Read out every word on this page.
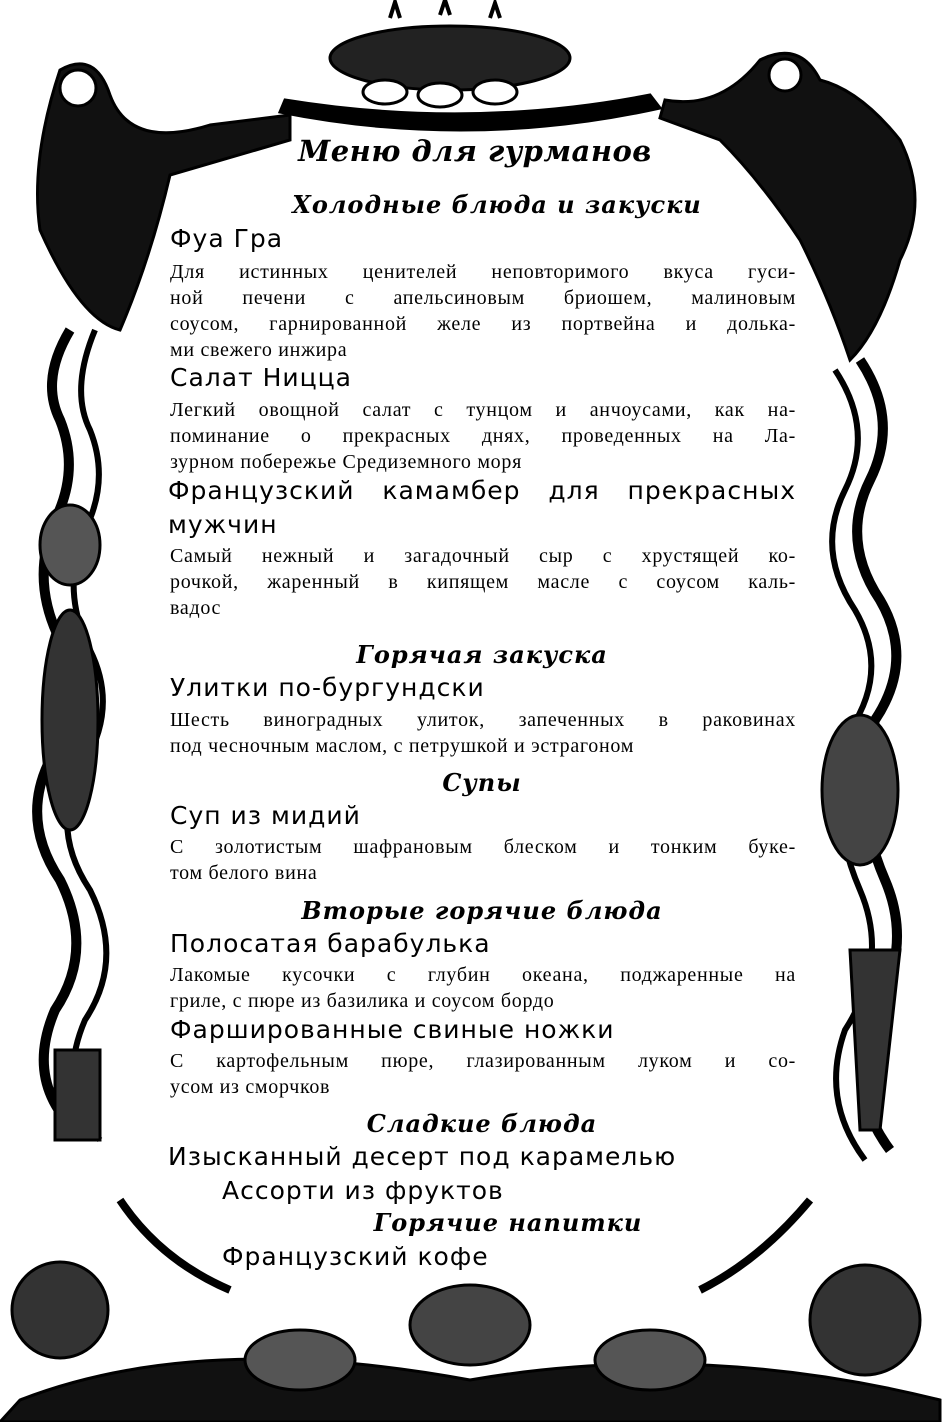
Меню для гурманов
Холодные блюда и закуски
Фуа Гра
Для истинных ценителей неповторимого вкуса гуси-
ной печени с апельсиновым бриошем, малиновым
соусом, гарнированной желе из портвейна и долька-
ми свежего инжира
Салат Ницца
Легкий овощной салат с тунцом и анчоусами, как на-
поминание о прекрасных днях, проведенных на Ла-
зурном побережье Средиземного моря
Французский камамбер для прекрасных мужчин
Самый нежный и загадочный сыр с хрустящей ко-
рочкой, жаренный в кипящем масле с соусом каль-
вадос
Горячая закуска
Улитки по-бургундски
Шесть виноградных улиток, запеченных в раковинах
под чесночным маслом, с петрушкой и эстрагоном
Супы
Суп из мидий
С золотистым шафрановым блеском и тонким буке-
том белого вина
Вторые горячие блюда
Полосатая барабулька
Лакомые кусочки с глубин океана, поджаренные на
гриле, с пюре из базилика и соусом бордо
Фаршированные свиные ножки
С картофельным пюре, глазированным луком и со-
усом из сморчков
Сладкие блюда
Изысканный десерт под карамелью
Ассорти из фруктов
Горячие напитки
Французский кофе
-------------------------
What is expected — Pictures are excluded; output everything else in the data verbatim.

Solution to the exercise —
Read out every word on this page.
Меню для гурманов
Холодные блюда и закуски
Фуа Гра
Для истинных ценителей неповторимого вкуса гуси-
ной печени с апельсиновым бриошем, малиновым
соусом, гарнированной желе из портвейна и долька-
ми свежего инжира
Салат Ницца
Легкий овощной салат с тунцом и анчоусами, как на-
поминание о прекрасных днях, проведенных на Ла-
зурном побережье Средиземного моря
Французский камамбер для прекрасных мужчин
Самый нежный и загадочный сыр с хрустящей ко-
рочкой, жаренный в кипящем масле с соусом каль-
вадос
Горячая закуска
Улитки по-бургундски
Шесть виноградных улиток, запеченных в раковинах
под чесночным маслом, с петрушкой и эстрагоном
Супы
Суп из мидий
С золотистым шафрановым блеском и тонким буке-
том белого вина
Вторые горячие блюда
Полосатая барабулька
Лакомые кусочки с глубин океана, поджаренные на
гриле, с пюре из базилика и соусом бордо
Фаршированные свиные ножки
С картофельным пюре, глазированным луком и со-
усом из сморчков
Сладкие блюда
Изысканный десерт под карамелью
Ассорти из фруктов
Горячие напитки
Французский кофе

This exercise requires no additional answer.